- **Prompt**
Every entry below should be repeated exactly; the pictures should not.

- **Given data**
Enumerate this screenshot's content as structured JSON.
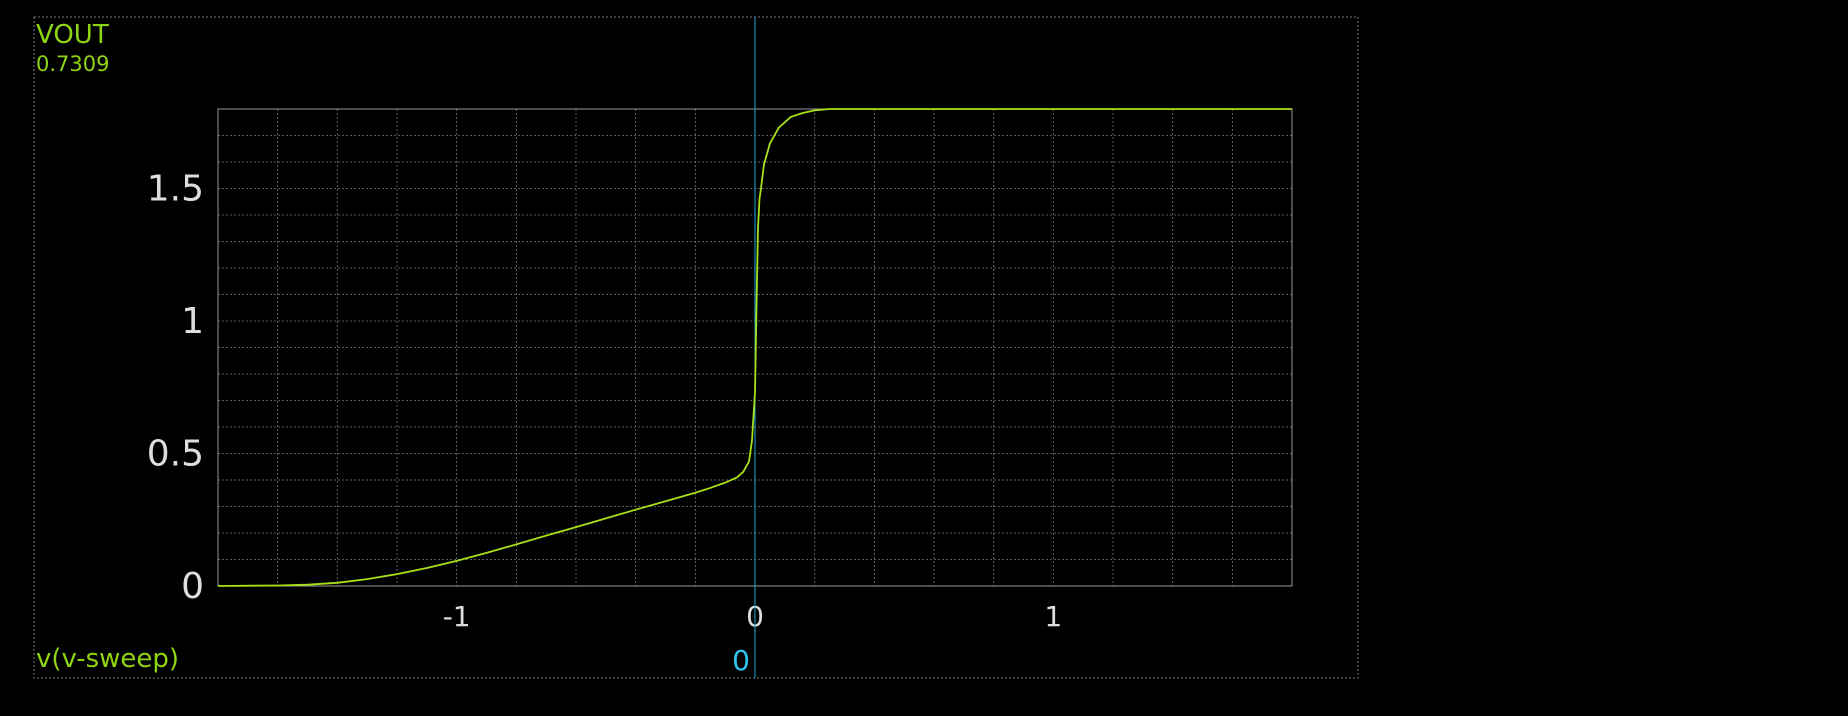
{
  "colors": {
    "background": "#000000",
    "trace": "#a8e01a",
    "cursor": "#1aa6d8",
    "cursor_label": "#2ec4f0",
    "grid": "#7a7a7a",
    "frame": "#9a9a9a",
    "tick_label": "#dedede",
    "signal_label": "#8fd412"
  },
  "signal": {
    "name": "VOUT",
    "cursor_value": "0.7309",
    "x_variable": "v(v-sweep)"
  },
  "cursor": {
    "x": 0,
    "label": "0"
  },
  "chart_data": {
    "type": "line",
    "title": "",
    "xlabel": "v(v-sweep)",
    "ylabel": "VOUT",
    "xlim": [
      -1.8,
      1.8
    ],
    "ylim": [
      0,
      1.8
    ],
    "x_ticks": [
      {
        "value": -1,
        "label": "-1"
      },
      {
        "value": 0,
        "label": "0"
      },
      {
        "value": 1,
        "label": "1"
      }
    ],
    "y_ticks": [
      {
        "value": 0,
        "label": "0"
      },
      {
        "value": 0.5,
        "label": "0.5"
      },
      {
        "value": 1,
        "label": "1"
      },
      {
        "value": 1.5,
        "label": "1.5"
      }
    ],
    "grid": true,
    "series": [
      {
        "x": [
          -1.8,
          -1.6,
          -1.5,
          -1.4,
          -1.3,
          -1.2,
          -1.1,
          -1.0,
          -0.9,
          -0.8,
          -0.7,
          -0.6,
          -0.5,
          -0.4,
          -0.3,
          -0.2,
          -0.15,
          -0.1,
          -0.06,
          -0.04,
          -0.02,
          -0.01,
          0.0,
          0.005,
          0.01,
          0.015,
          0.02,
          0.03,
          0.05,
          0.08,
          0.12,
          0.16,
          0.2,
          0.25,
          0.3,
          0.5,
          1.0,
          1.5,
          1.8
        ],
        "y": [
          0.0,
          0.002,
          0.005,
          0.012,
          0.026,
          0.045,
          0.068,
          0.095,
          0.125,
          0.157,
          0.19,
          0.222,
          0.255,
          0.288,
          0.32,
          0.352,
          0.37,
          0.39,
          0.41,
          0.43,
          0.47,
          0.55,
          0.7309,
          1.05,
          1.35,
          1.46,
          1.5,
          1.59,
          1.67,
          1.73,
          1.77,
          1.785,
          1.795,
          1.8,
          1.8,
          1.8,
          1.8,
          1.8,
          1.8
        ]
      }
    ]
  }
}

- **Reply to the exercise**
Enumerate this screenshot's content as structured JSON.
{
  "colors": {
    "background": "#000000",
    "trace": "#a8e01a",
    "cursor": "#1aa6d8",
    "cursor_label": "#2ec4f0",
    "grid": "#7a7a7a",
    "frame": "#9a9a9a",
    "tick_label": "#dedede",
    "signal_label": "#8fd412"
  },
  "signal": {
    "name": "VOUT",
    "cursor_value": "0.7309",
    "x_variable": "v(v-sweep)"
  },
  "cursor": {
    "x": 0,
    "label": "0"
  },
  "chart_data": {
    "type": "line",
    "title": "",
    "xlabel": "v(v-sweep)",
    "ylabel": "VOUT",
    "xlim": [
      -1.8,
      1.8
    ],
    "ylim": [
      0,
      1.8
    ],
    "x_ticks": [
      {
        "value": -1,
        "label": "-1"
      },
      {
        "value": 0,
        "label": "0"
      },
      {
        "value": 1,
        "label": "1"
      }
    ],
    "y_ticks": [
      {
        "value": 0,
        "label": "0"
      },
      {
        "value": 0.5,
        "label": "0.5"
      },
      {
        "value": 1,
        "label": "1"
      },
      {
        "value": 1.5,
        "label": "1.5"
      }
    ],
    "grid": true,
    "series": [
      {
        "x": [
          -1.8,
          -1.6,
          -1.5,
          -1.4,
          -1.3,
          -1.2,
          -1.1,
          -1.0,
          -0.9,
          -0.8,
          -0.7,
          -0.6,
          -0.5,
          -0.4,
          -0.3,
          -0.2,
          -0.15,
          -0.1,
          -0.06,
          -0.04,
          -0.02,
          -0.01,
          0.0,
          0.005,
          0.01,
          0.015,
          0.02,
          0.03,
          0.05,
          0.08,
          0.12,
          0.16,
          0.2,
          0.25,
          0.3,
          0.5,
          1.0,
          1.5,
          1.8
        ],
        "y": [
          0.0,
          0.002,
          0.005,
          0.012,
          0.026,
          0.045,
          0.068,
          0.095,
          0.125,
          0.157,
          0.19,
          0.222,
          0.255,
          0.288,
          0.32,
          0.352,
          0.37,
          0.39,
          0.41,
          0.43,
          0.47,
          0.55,
          0.7309,
          1.05,
          1.35,
          1.46,
          1.5,
          1.59,
          1.67,
          1.73,
          1.77,
          1.785,
          1.795,
          1.8,
          1.8,
          1.8,
          1.8,
          1.8,
          1.8
        ]
      }
    ]
  }
}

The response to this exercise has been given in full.